>> START Records for this exercise

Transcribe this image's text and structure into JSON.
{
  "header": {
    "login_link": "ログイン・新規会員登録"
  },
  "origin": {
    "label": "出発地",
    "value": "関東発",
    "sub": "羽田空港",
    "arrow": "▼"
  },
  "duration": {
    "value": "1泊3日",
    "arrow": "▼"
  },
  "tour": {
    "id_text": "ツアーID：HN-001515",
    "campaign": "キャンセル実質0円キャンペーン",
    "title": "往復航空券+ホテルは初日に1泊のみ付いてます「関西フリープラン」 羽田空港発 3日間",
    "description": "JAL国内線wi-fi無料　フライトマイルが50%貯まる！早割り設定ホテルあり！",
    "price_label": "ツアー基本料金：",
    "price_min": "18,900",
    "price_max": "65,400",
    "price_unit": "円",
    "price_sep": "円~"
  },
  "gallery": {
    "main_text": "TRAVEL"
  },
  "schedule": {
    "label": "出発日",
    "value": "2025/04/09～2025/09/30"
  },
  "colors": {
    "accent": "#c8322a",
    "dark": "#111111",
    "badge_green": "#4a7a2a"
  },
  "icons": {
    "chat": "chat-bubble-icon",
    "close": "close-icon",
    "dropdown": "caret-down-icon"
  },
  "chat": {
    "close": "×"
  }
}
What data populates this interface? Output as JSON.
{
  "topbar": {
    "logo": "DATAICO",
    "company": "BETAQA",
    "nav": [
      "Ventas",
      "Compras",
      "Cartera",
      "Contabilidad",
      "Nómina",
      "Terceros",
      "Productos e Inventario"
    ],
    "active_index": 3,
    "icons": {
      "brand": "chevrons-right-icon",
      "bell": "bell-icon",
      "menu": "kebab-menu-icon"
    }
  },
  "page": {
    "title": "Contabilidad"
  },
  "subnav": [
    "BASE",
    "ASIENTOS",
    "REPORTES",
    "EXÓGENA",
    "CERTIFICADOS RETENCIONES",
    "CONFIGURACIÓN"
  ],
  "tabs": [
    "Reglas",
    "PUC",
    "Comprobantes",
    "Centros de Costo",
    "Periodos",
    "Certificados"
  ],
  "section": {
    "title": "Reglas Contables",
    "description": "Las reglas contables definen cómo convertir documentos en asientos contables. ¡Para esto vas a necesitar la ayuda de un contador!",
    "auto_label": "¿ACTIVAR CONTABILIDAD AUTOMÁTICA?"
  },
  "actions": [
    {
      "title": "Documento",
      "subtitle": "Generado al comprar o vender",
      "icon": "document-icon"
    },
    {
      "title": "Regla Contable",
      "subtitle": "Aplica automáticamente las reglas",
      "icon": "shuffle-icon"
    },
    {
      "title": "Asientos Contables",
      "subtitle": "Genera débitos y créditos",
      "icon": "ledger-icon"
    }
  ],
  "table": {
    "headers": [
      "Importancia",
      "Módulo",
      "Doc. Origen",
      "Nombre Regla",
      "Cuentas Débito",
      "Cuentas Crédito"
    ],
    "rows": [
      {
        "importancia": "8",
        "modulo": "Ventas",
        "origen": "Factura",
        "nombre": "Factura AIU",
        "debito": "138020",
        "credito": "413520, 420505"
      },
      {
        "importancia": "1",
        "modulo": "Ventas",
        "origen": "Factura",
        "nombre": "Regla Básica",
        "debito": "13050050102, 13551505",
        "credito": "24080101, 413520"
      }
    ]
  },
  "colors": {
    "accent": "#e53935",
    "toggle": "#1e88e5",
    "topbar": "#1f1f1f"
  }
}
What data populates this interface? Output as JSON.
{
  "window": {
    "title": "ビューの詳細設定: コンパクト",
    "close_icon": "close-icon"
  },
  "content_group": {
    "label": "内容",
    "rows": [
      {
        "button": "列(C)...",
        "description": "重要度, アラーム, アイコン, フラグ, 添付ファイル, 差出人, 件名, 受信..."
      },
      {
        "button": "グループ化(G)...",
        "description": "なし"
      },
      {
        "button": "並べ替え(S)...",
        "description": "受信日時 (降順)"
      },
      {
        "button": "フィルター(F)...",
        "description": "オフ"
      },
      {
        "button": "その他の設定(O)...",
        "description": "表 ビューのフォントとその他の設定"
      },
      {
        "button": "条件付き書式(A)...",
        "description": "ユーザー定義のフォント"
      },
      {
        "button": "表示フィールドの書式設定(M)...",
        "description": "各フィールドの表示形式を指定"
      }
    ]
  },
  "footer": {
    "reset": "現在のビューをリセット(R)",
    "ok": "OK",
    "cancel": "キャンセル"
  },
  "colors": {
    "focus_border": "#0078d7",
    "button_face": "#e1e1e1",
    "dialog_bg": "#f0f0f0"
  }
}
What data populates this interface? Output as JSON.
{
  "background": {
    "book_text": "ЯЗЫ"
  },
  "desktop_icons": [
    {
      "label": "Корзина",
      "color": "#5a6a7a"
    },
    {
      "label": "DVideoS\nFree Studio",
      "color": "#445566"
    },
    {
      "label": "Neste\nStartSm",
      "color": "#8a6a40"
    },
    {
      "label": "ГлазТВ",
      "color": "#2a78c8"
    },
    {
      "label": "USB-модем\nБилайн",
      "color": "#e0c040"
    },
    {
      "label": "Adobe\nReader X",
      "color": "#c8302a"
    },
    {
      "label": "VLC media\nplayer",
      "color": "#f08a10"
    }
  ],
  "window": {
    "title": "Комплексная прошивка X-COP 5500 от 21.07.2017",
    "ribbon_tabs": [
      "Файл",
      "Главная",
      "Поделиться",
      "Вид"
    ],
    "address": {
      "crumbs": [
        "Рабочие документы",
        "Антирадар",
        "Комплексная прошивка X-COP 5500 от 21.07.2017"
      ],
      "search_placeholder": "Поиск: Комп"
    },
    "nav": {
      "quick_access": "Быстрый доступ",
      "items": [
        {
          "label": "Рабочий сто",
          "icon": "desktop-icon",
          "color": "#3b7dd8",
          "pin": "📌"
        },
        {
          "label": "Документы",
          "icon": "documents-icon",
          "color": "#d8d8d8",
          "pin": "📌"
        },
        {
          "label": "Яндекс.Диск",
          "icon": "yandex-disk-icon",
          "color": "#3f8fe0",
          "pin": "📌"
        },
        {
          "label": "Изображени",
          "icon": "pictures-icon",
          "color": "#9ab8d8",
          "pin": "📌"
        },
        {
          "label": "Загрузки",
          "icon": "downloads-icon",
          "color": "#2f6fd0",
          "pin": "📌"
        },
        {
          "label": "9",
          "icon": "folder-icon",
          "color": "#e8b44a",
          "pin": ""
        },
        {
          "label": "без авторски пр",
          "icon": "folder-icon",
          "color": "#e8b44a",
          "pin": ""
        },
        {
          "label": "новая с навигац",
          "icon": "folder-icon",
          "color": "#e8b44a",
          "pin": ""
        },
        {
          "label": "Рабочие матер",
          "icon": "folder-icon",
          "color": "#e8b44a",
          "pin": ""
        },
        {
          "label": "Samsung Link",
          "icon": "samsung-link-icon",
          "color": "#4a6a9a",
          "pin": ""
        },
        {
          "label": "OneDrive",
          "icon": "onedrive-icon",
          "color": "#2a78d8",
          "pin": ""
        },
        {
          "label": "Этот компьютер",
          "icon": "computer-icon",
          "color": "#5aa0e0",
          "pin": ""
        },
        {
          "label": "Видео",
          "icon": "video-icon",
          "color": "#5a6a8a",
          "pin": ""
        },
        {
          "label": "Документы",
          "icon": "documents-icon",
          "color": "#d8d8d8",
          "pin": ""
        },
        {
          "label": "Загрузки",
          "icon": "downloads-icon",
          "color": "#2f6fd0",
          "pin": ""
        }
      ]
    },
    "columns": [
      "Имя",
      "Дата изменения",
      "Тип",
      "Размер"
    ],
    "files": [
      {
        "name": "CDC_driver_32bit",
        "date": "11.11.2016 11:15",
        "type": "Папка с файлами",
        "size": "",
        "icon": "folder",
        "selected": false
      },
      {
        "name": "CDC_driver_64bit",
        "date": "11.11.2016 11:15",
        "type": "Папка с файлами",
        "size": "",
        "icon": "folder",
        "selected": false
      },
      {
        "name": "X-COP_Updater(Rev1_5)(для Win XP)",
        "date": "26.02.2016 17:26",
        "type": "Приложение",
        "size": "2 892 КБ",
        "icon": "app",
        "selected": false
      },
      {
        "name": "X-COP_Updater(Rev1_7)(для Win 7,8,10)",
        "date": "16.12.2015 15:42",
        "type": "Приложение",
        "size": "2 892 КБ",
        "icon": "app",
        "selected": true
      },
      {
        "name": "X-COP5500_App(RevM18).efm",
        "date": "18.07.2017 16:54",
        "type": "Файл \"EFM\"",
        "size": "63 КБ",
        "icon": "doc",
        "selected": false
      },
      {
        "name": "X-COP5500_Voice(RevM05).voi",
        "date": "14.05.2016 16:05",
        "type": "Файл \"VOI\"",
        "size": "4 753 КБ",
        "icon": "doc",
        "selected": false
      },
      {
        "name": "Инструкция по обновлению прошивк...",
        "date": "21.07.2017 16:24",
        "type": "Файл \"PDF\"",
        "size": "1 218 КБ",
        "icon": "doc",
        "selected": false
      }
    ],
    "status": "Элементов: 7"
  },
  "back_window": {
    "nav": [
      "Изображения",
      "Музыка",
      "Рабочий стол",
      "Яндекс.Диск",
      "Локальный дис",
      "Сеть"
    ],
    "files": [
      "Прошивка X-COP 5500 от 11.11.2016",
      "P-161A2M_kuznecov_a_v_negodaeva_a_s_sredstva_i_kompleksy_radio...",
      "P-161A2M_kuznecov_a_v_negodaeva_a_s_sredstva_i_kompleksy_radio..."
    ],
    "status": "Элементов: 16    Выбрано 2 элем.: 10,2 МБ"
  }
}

>> END Records for this exercise

Directions for this task
Using the listing, copy every line where the word "Элементов" shows up.

Result below
    "status": "Элементов: 7"
    "status": "Элементов: 16    Выбрано 2 элем.: 10,2 МБ"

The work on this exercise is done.